Written request.
Identify each line below that contains the word "grid", and copy it out.

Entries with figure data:
------------------------

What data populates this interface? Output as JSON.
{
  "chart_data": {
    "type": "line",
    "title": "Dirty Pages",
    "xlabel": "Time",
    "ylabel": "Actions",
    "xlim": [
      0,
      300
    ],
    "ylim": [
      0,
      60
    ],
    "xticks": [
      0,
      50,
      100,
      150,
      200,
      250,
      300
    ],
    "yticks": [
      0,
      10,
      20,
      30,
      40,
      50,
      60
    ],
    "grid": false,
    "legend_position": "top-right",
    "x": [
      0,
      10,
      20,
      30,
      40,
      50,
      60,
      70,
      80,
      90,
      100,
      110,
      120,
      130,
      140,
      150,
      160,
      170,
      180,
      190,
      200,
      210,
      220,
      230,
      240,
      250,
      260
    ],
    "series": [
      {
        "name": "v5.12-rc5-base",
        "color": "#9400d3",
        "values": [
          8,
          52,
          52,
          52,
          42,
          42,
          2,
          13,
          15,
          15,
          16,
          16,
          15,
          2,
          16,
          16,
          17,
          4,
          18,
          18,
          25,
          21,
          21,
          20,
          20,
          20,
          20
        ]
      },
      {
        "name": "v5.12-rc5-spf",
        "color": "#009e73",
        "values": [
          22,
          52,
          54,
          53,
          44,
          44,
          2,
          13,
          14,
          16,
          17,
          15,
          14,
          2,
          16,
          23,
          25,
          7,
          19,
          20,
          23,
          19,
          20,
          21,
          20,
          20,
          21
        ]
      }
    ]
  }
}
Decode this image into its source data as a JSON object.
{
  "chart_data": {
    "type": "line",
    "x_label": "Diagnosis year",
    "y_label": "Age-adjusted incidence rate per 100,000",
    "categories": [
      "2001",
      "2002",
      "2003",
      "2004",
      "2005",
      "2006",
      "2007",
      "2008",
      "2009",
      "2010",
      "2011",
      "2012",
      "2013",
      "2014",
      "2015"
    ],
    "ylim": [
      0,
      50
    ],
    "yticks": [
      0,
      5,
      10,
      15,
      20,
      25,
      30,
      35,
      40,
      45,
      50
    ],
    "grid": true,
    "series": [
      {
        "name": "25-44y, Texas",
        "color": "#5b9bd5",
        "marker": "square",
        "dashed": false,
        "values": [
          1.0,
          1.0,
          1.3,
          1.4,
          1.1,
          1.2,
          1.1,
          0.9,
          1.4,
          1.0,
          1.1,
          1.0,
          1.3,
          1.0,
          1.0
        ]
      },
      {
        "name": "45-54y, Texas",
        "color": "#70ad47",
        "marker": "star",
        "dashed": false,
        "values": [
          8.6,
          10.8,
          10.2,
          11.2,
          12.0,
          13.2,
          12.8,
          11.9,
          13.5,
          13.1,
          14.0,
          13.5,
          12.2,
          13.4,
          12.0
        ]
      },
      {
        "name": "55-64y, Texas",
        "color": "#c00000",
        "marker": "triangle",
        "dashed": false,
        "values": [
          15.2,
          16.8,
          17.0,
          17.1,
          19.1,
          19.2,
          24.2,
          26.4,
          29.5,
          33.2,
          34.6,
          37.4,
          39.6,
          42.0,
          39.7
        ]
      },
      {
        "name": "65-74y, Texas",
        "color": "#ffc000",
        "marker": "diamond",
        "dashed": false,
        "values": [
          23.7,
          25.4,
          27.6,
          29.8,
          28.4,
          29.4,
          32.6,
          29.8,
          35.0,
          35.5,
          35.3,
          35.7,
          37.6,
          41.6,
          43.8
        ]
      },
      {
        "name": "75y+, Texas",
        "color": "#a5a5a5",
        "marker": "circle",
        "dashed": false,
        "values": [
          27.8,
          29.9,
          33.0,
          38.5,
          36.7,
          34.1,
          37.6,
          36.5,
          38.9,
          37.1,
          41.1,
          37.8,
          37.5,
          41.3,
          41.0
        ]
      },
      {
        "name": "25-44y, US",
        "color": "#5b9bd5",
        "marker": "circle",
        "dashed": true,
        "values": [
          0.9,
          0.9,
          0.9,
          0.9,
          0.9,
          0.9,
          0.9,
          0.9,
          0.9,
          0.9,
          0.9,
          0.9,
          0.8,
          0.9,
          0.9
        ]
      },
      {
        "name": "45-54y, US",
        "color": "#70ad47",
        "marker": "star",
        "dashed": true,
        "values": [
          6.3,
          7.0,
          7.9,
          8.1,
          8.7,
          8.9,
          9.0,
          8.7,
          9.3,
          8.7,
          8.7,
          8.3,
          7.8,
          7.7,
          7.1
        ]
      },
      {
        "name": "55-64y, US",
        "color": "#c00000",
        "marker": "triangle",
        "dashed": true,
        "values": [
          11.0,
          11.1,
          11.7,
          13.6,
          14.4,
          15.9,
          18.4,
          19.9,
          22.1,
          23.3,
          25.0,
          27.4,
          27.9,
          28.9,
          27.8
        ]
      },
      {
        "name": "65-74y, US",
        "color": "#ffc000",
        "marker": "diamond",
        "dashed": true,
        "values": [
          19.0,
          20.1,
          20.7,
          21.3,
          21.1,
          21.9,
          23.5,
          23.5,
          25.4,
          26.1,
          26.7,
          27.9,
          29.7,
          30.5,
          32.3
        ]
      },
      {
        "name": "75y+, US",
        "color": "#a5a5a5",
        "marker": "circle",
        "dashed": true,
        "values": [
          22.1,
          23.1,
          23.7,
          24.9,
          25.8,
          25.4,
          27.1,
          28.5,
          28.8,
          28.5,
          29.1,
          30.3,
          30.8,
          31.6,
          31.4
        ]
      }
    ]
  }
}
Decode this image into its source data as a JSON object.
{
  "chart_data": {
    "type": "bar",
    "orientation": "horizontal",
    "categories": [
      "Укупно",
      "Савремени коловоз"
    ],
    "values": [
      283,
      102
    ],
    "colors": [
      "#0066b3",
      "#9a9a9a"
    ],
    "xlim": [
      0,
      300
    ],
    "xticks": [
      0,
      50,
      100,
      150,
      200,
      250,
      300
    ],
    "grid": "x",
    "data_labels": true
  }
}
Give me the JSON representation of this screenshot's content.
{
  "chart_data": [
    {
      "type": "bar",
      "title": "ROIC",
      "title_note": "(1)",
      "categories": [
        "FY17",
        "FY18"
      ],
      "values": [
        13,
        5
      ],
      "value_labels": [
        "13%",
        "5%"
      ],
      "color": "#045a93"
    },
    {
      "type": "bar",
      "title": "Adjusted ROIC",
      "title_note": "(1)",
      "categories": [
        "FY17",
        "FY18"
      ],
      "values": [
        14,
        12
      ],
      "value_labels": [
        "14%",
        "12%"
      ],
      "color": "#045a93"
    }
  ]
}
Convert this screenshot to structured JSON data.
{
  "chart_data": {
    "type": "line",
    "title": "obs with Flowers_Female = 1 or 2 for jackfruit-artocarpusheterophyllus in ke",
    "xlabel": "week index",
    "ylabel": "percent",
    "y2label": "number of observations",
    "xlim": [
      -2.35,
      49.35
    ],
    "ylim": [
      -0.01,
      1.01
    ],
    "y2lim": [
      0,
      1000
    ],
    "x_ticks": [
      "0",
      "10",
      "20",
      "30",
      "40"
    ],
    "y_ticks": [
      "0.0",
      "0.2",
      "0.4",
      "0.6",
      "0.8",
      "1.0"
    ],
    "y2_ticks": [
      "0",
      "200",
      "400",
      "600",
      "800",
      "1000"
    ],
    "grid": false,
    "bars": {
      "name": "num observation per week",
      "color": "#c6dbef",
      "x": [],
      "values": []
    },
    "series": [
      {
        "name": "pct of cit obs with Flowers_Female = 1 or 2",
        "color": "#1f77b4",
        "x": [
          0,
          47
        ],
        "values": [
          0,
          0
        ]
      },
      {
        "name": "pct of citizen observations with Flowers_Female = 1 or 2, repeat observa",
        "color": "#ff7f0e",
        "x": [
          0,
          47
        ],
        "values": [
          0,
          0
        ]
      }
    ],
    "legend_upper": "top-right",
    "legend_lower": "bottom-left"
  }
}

------------------------

Problem solution.
    "grid": false,
    "grid": true,
    "grid": "x",
    "grid": false,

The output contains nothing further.